- _Stated task_:
Gather each line of the records where "text" appears.
--------
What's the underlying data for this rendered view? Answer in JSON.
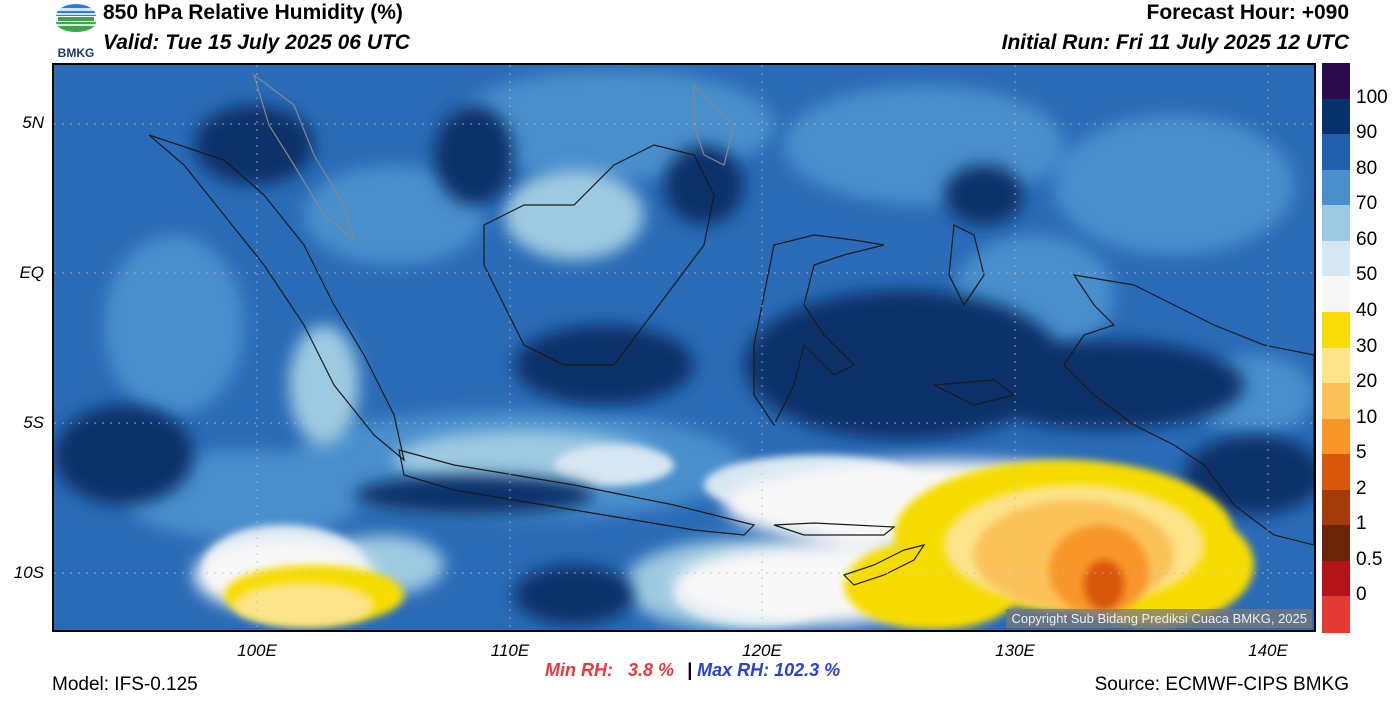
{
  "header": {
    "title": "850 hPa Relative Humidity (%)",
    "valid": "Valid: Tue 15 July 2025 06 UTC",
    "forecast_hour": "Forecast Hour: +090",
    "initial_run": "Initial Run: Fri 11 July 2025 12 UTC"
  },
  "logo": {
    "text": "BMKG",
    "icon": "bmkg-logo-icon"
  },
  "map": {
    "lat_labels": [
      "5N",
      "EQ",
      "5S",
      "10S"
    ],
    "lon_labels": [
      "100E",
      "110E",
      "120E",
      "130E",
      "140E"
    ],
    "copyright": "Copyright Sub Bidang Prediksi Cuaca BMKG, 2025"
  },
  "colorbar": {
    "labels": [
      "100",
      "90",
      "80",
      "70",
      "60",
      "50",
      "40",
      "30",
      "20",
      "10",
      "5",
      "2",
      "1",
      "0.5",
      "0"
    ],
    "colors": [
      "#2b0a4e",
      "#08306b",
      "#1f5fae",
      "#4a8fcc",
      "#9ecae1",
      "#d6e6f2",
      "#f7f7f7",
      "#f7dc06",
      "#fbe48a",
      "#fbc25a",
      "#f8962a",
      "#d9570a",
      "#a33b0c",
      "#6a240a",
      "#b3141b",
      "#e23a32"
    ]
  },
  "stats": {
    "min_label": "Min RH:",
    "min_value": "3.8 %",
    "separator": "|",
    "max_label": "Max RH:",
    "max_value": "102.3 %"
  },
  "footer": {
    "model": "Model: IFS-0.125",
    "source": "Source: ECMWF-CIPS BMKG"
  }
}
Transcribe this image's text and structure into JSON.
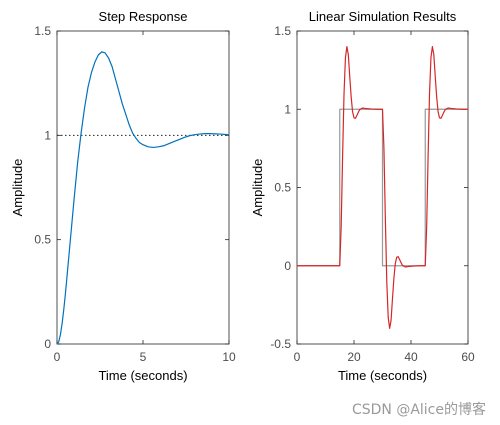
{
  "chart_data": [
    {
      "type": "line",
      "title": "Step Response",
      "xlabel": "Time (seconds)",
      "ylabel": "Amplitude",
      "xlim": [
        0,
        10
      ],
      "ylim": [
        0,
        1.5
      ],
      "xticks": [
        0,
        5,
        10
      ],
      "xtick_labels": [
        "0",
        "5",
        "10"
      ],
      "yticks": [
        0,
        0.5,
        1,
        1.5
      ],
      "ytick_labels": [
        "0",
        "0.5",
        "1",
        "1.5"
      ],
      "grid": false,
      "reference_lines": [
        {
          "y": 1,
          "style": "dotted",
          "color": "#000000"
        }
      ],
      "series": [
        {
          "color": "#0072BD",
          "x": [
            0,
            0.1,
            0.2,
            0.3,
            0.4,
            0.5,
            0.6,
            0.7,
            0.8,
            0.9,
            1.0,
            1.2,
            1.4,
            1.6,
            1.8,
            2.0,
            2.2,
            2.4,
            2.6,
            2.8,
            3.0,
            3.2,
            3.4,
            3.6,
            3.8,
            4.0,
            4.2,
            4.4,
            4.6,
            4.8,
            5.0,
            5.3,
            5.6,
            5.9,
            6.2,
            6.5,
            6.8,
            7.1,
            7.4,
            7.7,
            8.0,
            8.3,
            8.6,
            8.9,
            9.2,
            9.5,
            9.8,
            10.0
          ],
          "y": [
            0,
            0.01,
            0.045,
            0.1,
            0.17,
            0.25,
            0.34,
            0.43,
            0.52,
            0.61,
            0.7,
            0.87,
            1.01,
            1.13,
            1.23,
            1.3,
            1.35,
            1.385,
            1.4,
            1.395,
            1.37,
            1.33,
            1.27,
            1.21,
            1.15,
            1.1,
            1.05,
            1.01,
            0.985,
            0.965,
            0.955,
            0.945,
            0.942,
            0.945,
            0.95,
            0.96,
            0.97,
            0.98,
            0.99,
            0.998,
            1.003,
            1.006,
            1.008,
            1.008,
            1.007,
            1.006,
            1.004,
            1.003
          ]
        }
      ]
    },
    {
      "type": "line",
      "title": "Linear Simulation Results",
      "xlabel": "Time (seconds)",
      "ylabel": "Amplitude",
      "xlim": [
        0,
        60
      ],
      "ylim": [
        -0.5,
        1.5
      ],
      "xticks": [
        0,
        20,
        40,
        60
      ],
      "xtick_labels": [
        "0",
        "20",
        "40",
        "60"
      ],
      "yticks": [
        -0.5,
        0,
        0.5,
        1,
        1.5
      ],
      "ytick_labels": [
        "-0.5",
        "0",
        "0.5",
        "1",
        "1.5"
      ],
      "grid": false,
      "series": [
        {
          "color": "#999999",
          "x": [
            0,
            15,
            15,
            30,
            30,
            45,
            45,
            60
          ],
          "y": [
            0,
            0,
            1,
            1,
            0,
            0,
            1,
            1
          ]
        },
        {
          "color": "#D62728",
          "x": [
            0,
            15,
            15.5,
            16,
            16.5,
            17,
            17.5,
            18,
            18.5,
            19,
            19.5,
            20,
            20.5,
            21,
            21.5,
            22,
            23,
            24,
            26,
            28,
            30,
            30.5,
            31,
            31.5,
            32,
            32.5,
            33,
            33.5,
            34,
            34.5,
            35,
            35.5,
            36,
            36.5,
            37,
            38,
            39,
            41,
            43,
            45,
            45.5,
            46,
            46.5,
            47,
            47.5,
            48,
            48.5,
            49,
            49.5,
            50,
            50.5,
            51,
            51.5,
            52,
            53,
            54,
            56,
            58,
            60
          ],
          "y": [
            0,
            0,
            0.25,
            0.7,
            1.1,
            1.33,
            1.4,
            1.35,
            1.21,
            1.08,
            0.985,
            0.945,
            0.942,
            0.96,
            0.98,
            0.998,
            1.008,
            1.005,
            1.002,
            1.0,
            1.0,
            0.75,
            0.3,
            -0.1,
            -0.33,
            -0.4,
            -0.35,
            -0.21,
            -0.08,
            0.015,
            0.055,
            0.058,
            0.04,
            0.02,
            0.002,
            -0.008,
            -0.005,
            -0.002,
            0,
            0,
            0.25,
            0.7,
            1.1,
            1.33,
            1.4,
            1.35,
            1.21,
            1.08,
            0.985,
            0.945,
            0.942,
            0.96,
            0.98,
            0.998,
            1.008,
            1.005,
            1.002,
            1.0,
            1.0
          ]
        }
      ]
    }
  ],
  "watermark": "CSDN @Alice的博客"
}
--------
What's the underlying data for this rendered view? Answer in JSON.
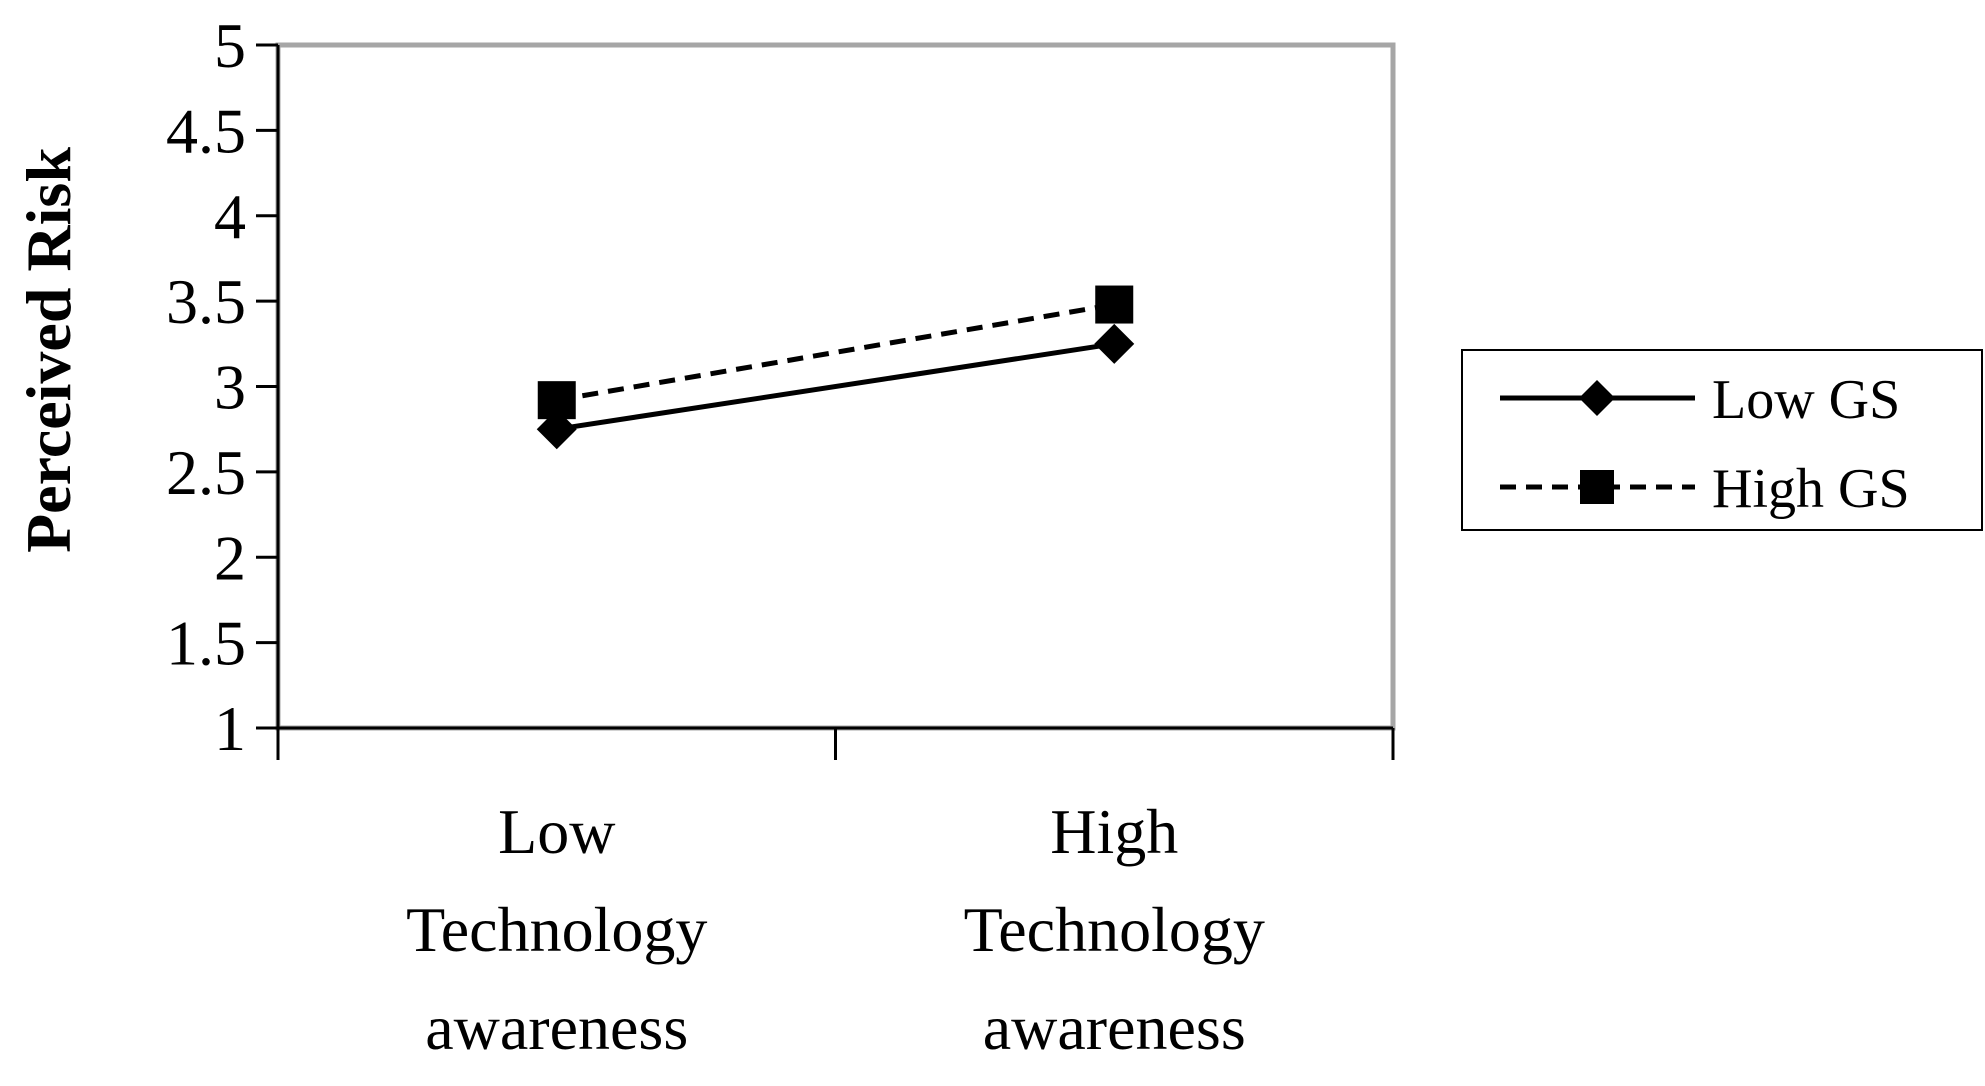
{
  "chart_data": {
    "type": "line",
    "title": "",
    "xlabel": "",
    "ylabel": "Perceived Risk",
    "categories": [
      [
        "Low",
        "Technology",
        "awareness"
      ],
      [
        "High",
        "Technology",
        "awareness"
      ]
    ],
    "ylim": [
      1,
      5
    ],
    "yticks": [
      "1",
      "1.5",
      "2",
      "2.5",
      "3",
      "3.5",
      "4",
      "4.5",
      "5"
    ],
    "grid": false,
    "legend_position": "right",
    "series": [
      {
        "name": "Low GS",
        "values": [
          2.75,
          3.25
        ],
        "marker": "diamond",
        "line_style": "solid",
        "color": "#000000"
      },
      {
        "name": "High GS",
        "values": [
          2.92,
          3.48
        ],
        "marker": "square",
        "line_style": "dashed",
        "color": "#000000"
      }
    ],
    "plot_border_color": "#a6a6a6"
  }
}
--------
- _The output_:
    "text": "BMKG",
Transcribe this image's text and structure into JSON.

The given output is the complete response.